▶ **WHAT TO DO**
Below is a listing; reproduce each line of it exactly.

===== DATA LINES

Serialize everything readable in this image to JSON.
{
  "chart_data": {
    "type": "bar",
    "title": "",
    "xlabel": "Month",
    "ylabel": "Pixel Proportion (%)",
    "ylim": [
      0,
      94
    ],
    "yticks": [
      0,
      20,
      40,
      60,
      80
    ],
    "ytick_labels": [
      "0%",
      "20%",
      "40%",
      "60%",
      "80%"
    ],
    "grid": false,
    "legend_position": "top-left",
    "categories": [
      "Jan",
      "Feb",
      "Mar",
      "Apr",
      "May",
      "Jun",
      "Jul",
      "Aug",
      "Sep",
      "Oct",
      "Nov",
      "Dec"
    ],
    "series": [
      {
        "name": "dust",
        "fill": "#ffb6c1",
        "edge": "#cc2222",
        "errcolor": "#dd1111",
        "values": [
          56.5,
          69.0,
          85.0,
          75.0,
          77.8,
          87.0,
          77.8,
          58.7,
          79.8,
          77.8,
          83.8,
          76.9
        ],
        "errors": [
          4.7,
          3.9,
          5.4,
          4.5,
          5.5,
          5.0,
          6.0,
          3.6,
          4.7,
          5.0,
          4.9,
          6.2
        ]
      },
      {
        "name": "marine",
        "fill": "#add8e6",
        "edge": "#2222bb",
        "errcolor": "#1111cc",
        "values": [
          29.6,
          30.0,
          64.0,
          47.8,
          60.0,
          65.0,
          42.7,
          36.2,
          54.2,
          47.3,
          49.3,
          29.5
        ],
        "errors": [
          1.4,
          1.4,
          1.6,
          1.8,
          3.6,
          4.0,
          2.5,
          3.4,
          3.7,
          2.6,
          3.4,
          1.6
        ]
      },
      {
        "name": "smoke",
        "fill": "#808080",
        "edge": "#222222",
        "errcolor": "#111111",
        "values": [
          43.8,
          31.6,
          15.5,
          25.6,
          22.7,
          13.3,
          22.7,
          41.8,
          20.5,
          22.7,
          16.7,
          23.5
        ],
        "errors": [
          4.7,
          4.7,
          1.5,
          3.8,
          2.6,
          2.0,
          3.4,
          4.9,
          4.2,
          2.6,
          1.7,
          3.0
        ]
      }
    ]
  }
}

==========

▶ **WRITTEN RESPONSE**
Serialize everything readable in this image to JSON.
{
  "chart_data": {
    "type": "bar",
    "title": "",
    "xlabel": "Month",
    "ylabel": "Pixel Proportion (%)",
    "ylim": [
      0,
      94
    ],
    "yticks": [
      0,
      20,
      40,
      60,
      80
    ],
    "ytick_labels": [
      "0%",
      "20%",
      "40%",
      "60%",
      "80%"
    ],
    "grid": false,
    "legend_position": "top-left",
    "categories": [
      "Jan",
      "Feb",
      "Mar",
      "Apr",
      "May",
      "Jun",
      "Jul",
      "Aug",
      "Sep",
      "Oct",
      "Nov",
      "Dec"
    ],
    "series": [
      {
        "name": "dust",
        "fill": "#ffb6c1",
        "edge": "#cc2222",
        "errcolor": "#dd1111",
        "values": [
          56.5,
          69.0,
          85.0,
          75.0,
          77.8,
          87.0,
          77.8,
          58.7,
          79.8,
          77.8,
          83.8,
          76.9
        ],
        "errors": [
          4.7,
          3.9,
          5.4,
          4.5,
          5.5,
          5.0,
          6.0,
          3.6,
          4.7,
          5.0,
          4.9,
          6.2
        ]
      },
      {
        "name": "marine",
        "fill": "#add8e6",
        "edge": "#2222bb",
        "errcolor": "#1111cc",
        "values": [
          29.6,
          30.0,
          64.0,
          47.8,
          60.0,
          65.0,
          42.7,
          36.2,
          54.2,
          47.3,
          49.3,
          29.5
        ],
        "errors": [
          1.4,
          1.4,
          1.6,
          1.8,
          3.6,
          4.0,
          2.5,
          3.4,
          3.7,
          2.6,
          3.4,
          1.6
        ]
      },
      {
        "name": "smoke",
        "fill": "#808080",
        "edge": "#222222",
        "errcolor": "#111111",
        "values": [
          43.8,
          31.6,
          15.5,
          25.6,
          22.7,
          13.3,
          22.7,
          41.8,
          20.5,
          22.7,
          16.7,
          23.5
        ],
        "errors": [
          4.7,
          4.7,
          1.5,
          3.8,
          2.6,
          2.0,
          3.4,
          4.9,
          4.2,
          2.6,
          1.7,
          3.0
        ]
      }
    ]
  }
}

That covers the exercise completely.